* Written instruction *
All of the records below must be output exactly, with no pictures carried over.

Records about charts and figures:
********************
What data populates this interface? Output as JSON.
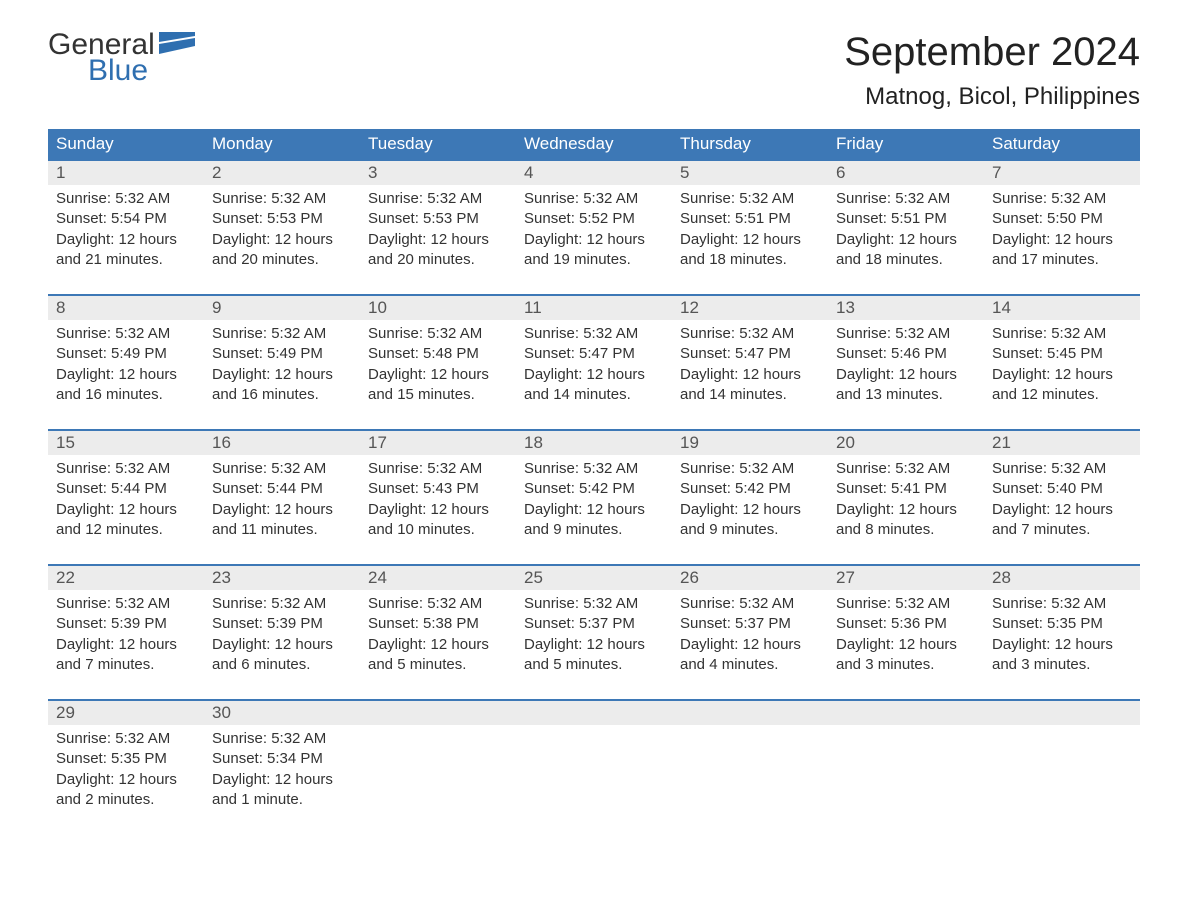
{
  "brand": {
    "word_general": "General",
    "word_blue": "Blue",
    "flag_color": "#2f6fb0"
  },
  "header": {
    "month_title": "September 2024",
    "location": "Matnog, Bicol, Philippines"
  },
  "colors": {
    "header_bar": "#3d78b6",
    "daynum_band": "#ececec",
    "text": "#333333",
    "title_text": "#222222",
    "background": "#ffffff"
  },
  "typography": {
    "month_title_fontsize": 40,
    "location_fontsize": 24,
    "dayheader_fontsize": 17,
    "daynum_fontsize": 17,
    "body_fontsize": 15
  },
  "day_labels": [
    "Sunday",
    "Monday",
    "Tuesday",
    "Wednesday",
    "Thursday",
    "Friday",
    "Saturday"
  ],
  "weeks": [
    [
      {
        "day": "1",
        "sunrise": "Sunrise: 5:32 AM",
        "sunset": "Sunset: 5:54 PM",
        "daylight": "Daylight: 12 hours and 21 minutes."
      },
      {
        "day": "2",
        "sunrise": "Sunrise: 5:32 AM",
        "sunset": "Sunset: 5:53 PM",
        "daylight": "Daylight: 12 hours and 20 minutes."
      },
      {
        "day": "3",
        "sunrise": "Sunrise: 5:32 AM",
        "sunset": "Sunset: 5:53 PM",
        "daylight": "Daylight: 12 hours and 20 minutes."
      },
      {
        "day": "4",
        "sunrise": "Sunrise: 5:32 AM",
        "sunset": "Sunset: 5:52 PM",
        "daylight": "Daylight: 12 hours and 19 minutes."
      },
      {
        "day": "5",
        "sunrise": "Sunrise: 5:32 AM",
        "sunset": "Sunset: 5:51 PM",
        "daylight": "Daylight: 12 hours and 18 minutes."
      },
      {
        "day": "6",
        "sunrise": "Sunrise: 5:32 AM",
        "sunset": "Sunset: 5:51 PM",
        "daylight": "Daylight: 12 hours and 18 minutes."
      },
      {
        "day": "7",
        "sunrise": "Sunrise: 5:32 AM",
        "sunset": "Sunset: 5:50 PM",
        "daylight": "Daylight: 12 hours and 17 minutes."
      }
    ],
    [
      {
        "day": "8",
        "sunrise": "Sunrise: 5:32 AM",
        "sunset": "Sunset: 5:49 PM",
        "daylight": "Daylight: 12 hours and 16 minutes."
      },
      {
        "day": "9",
        "sunrise": "Sunrise: 5:32 AM",
        "sunset": "Sunset: 5:49 PM",
        "daylight": "Daylight: 12 hours and 16 minutes."
      },
      {
        "day": "10",
        "sunrise": "Sunrise: 5:32 AM",
        "sunset": "Sunset: 5:48 PM",
        "daylight": "Daylight: 12 hours and 15 minutes."
      },
      {
        "day": "11",
        "sunrise": "Sunrise: 5:32 AM",
        "sunset": "Sunset: 5:47 PM",
        "daylight": "Daylight: 12 hours and 14 minutes."
      },
      {
        "day": "12",
        "sunrise": "Sunrise: 5:32 AM",
        "sunset": "Sunset: 5:47 PM",
        "daylight": "Daylight: 12 hours and 14 minutes."
      },
      {
        "day": "13",
        "sunrise": "Sunrise: 5:32 AM",
        "sunset": "Sunset: 5:46 PM",
        "daylight": "Daylight: 12 hours and 13 minutes."
      },
      {
        "day": "14",
        "sunrise": "Sunrise: 5:32 AM",
        "sunset": "Sunset: 5:45 PM",
        "daylight": "Daylight: 12 hours and 12 minutes."
      }
    ],
    [
      {
        "day": "15",
        "sunrise": "Sunrise: 5:32 AM",
        "sunset": "Sunset: 5:44 PM",
        "daylight": "Daylight: 12 hours and 12 minutes."
      },
      {
        "day": "16",
        "sunrise": "Sunrise: 5:32 AM",
        "sunset": "Sunset: 5:44 PM",
        "daylight": "Daylight: 12 hours and 11 minutes."
      },
      {
        "day": "17",
        "sunrise": "Sunrise: 5:32 AM",
        "sunset": "Sunset: 5:43 PM",
        "daylight": "Daylight: 12 hours and 10 minutes."
      },
      {
        "day": "18",
        "sunrise": "Sunrise: 5:32 AM",
        "sunset": "Sunset: 5:42 PM",
        "daylight": "Daylight: 12 hours and 9 minutes."
      },
      {
        "day": "19",
        "sunrise": "Sunrise: 5:32 AM",
        "sunset": "Sunset: 5:42 PM",
        "daylight": "Daylight: 12 hours and 9 minutes."
      },
      {
        "day": "20",
        "sunrise": "Sunrise: 5:32 AM",
        "sunset": "Sunset: 5:41 PM",
        "daylight": "Daylight: 12 hours and 8 minutes."
      },
      {
        "day": "21",
        "sunrise": "Sunrise: 5:32 AM",
        "sunset": "Sunset: 5:40 PM",
        "daylight": "Daylight: 12 hours and 7 minutes."
      }
    ],
    [
      {
        "day": "22",
        "sunrise": "Sunrise: 5:32 AM",
        "sunset": "Sunset: 5:39 PM",
        "daylight": "Daylight: 12 hours and 7 minutes."
      },
      {
        "day": "23",
        "sunrise": "Sunrise: 5:32 AM",
        "sunset": "Sunset: 5:39 PM",
        "daylight": "Daylight: 12 hours and 6 minutes."
      },
      {
        "day": "24",
        "sunrise": "Sunrise: 5:32 AM",
        "sunset": "Sunset: 5:38 PM",
        "daylight": "Daylight: 12 hours and 5 minutes."
      },
      {
        "day": "25",
        "sunrise": "Sunrise: 5:32 AM",
        "sunset": "Sunset: 5:37 PM",
        "daylight": "Daylight: 12 hours and 5 minutes."
      },
      {
        "day": "26",
        "sunrise": "Sunrise: 5:32 AM",
        "sunset": "Sunset: 5:37 PM",
        "daylight": "Daylight: 12 hours and 4 minutes."
      },
      {
        "day": "27",
        "sunrise": "Sunrise: 5:32 AM",
        "sunset": "Sunset: 5:36 PM",
        "daylight": "Daylight: 12 hours and 3 minutes."
      },
      {
        "day": "28",
        "sunrise": "Sunrise: 5:32 AM",
        "sunset": "Sunset: 5:35 PM",
        "daylight": "Daylight: 12 hours and 3 minutes."
      }
    ],
    [
      {
        "day": "29",
        "sunrise": "Sunrise: 5:32 AM",
        "sunset": "Sunset: 5:35 PM",
        "daylight": "Daylight: 12 hours and 2 minutes."
      },
      {
        "day": "30",
        "sunrise": "Sunrise: 5:32 AM",
        "sunset": "Sunset: 5:34 PM",
        "daylight": "Daylight: 12 hours and 1 minute."
      },
      null,
      null,
      null,
      null,
      null
    ]
  ]
}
********************
* Result of the exercise *
What data populates this interface? Output as JSON.
{
  "brand": {
    "word_general": "General",
    "word_blue": "Blue",
    "flag_color": "#2f6fb0"
  },
  "header": {
    "month_title": "September 2024",
    "location": "Matnog, Bicol, Philippines"
  },
  "colors": {
    "header_bar": "#3d78b6",
    "daynum_band": "#ececec",
    "text": "#333333",
    "title_text": "#222222",
    "background": "#ffffff"
  },
  "typography": {
    "month_title_fontsize": 40,
    "location_fontsize": 24,
    "dayheader_fontsize": 17,
    "daynum_fontsize": 17,
    "body_fontsize": 15
  },
  "day_labels": [
    "Sunday",
    "Monday",
    "Tuesday",
    "Wednesday",
    "Thursday",
    "Friday",
    "Saturday"
  ],
  "weeks": [
    [
      {
        "day": "1",
        "sunrise": "Sunrise: 5:32 AM",
        "sunset": "Sunset: 5:54 PM",
        "daylight": "Daylight: 12 hours and 21 minutes."
      },
      {
        "day": "2",
        "sunrise": "Sunrise: 5:32 AM",
        "sunset": "Sunset: 5:53 PM",
        "daylight": "Daylight: 12 hours and 20 minutes."
      },
      {
        "day": "3",
        "sunrise": "Sunrise: 5:32 AM",
        "sunset": "Sunset: 5:53 PM",
        "daylight": "Daylight: 12 hours and 20 minutes."
      },
      {
        "day": "4",
        "sunrise": "Sunrise: 5:32 AM",
        "sunset": "Sunset: 5:52 PM",
        "daylight": "Daylight: 12 hours and 19 minutes."
      },
      {
        "day": "5",
        "sunrise": "Sunrise: 5:32 AM",
        "sunset": "Sunset: 5:51 PM",
        "daylight": "Daylight: 12 hours and 18 minutes."
      },
      {
        "day": "6",
        "sunrise": "Sunrise: 5:32 AM",
        "sunset": "Sunset: 5:51 PM",
        "daylight": "Daylight: 12 hours and 18 minutes."
      },
      {
        "day": "7",
        "sunrise": "Sunrise: 5:32 AM",
        "sunset": "Sunset: 5:50 PM",
        "daylight": "Daylight: 12 hours and 17 minutes."
      }
    ],
    [
      {
        "day": "8",
        "sunrise": "Sunrise: 5:32 AM",
        "sunset": "Sunset: 5:49 PM",
        "daylight": "Daylight: 12 hours and 16 minutes."
      },
      {
        "day": "9",
        "sunrise": "Sunrise: 5:32 AM",
        "sunset": "Sunset: 5:49 PM",
        "daylight": "Daylight: 12 hours and 16 minutes."
      },
      {
        "day": "10",
        "sunrise": "Sunrise: 5:32 AM",
        "sunset": "Sunset: 5:48 PM",
        "daylight": "Daylight: 12 hours and 15 minutes."
      },
      {
        "day": "11",
        "sunrise": "Sunrise: 5:32 AM",
        "sunset": "Sunset: 5:47 PM",
        "daylight": "Daylight: 12 hours and 14 minutes."
      },
      {
        "day": "12",
        "sunrise": "Sunrise: 5:32 AM",
        "sunset": "Sunset: 5:47 PM",
        "daylight": "Daylight: 12 hours and 14 minutes."
      },
      {
        "day": "13",
        "sunrise": "Sunrise: 5:32 AM",
        "sunset": "Sunset: 5:46 PM",
        "daylight": "Daylight: 12 hours and 13 minutes."
      },
      {
        "day": "14",
        "sunrise": "Sunrise: 5:32 AM",
        "sunset": "Sunset: 5:45 PM",
        "daylight": "Daylight: 12 hours and 12 minutes."
      }
    ],
    [
      {
        "day": "15",
        "sunrise": "Sunrise: 5:32 AM",
        "sunset": "Sunset: 5:44 PM",
        "daylight": "Daylight: 12 hours and 12 minutes."
      },
      {
        "day": "16",
        "sunrise": "Sunrise: 5:32 AM",
        "sunset": "Sunset: 5:44 PM",
        "daylight": "Daylight: 12 hours and 11 minutes."
      },
      {
        "day": "17",
        "sunrise": "Sunrise: 5:32 AM",
        "sunset": "Sunset: 5:43 PM",
        "daylight": "Daylight: 12 hours and 10 minutes."
      },
      {
        "day": "18",
        "sunrise": "Sunrise: 5:32 AM",
        "sunset": "Sunset: 5:42 PM",
        "daylight": "Daylight: 12 hours and 9 minutes."
      },
      {
        "day": "19",
        "sunrise": "Sunrise: 5:32 AM",
        "sunset": "Sunset: 5:42 PM",
        "daylight": "Daylight: 12 hours and 9 minutes."
      },
      {
        "day": "20",
        "sunrise": "Sunrise: 5:32 AM",
        "sunset": "Sunset: 5:41 PM",
        "daylight": "Daylight: 12 hours and 8 minutes."
      },
      {
        "day": "21",
        "sunrise": "Sunrise: 5:32 AM",
        "sunset": "Sunset: 5:40 PM",
        "daylight": "Daylight: 12 hours and 7 minutes."
      }
    ],
    [
      {
        "day": "22",
        "sunrise": "Sunrise: 5:32 AM",
        "sunset": "Sunset: 5:39 PM",
        "daylight": "Daylight: 12 hours and 7 minutes."
      },
      {
        "day": "23",
        "sunrise": "Sunrise: 5:32 AM",
        "sunset": "Sunset: 5:39 PM",
        "daylight": "Daylight: 12 hours and 6 minutes."
      },
      {
        "day": "24",
        "sunrise": "Sunrise: 5:32 AM",
        "sunset": "Sunset: 5:38 PM",
        "daylight": "Daylight: 12 hours and 5 minutes."
      },
      {
        "day": "25",
        "sunrise": "Sunrise: 5:32 AM",
        "sunset": "Sunset: 5:37 PM",
        "daylight": "Daylight: 12 hours and 5 minutes."
      },
      {
        "day": "26",
        "sunrise": "Sunrise: 5:32 AM",
        "sunset": "Sunset: 5:37 PM",
        "daylight": "Daylight: 12 hours and 4 minutes."
      },
      {
        "day": "27",
        "sunrise": "Sunrise: 5:32 AM",
        "sunset": "Sunset: 5:36 PM",
        "daylight": "Daylight: 12 hours and 3 minutes."
      },
      {
        "day": "28",
        "sunrise": "Sunrise: 5:32 AM",
        "sunset": "Sunset: 5:35 PM",
        "daylight": "Daylight: 12 hours and 3 minutes."
      }
    ],
    [
      {
        "day": "29",
        "sunrise": "Sunrise: 5:32 AM",
        "sunset": "Sunset: 5:35 PM",
        "daylight": "Daylight: 12 hours and 2 minutes."
      },
      {
        "day": "30",
        "sunrise": "Sunrise: 5:32 AM",
        "sunset": "Sunset: 5:34 PM",
        "daylight": "Daylight: 12 hours and 1 minute."
      },
      null,
      null,
      null,
      null,
      null
    ]
  ]
}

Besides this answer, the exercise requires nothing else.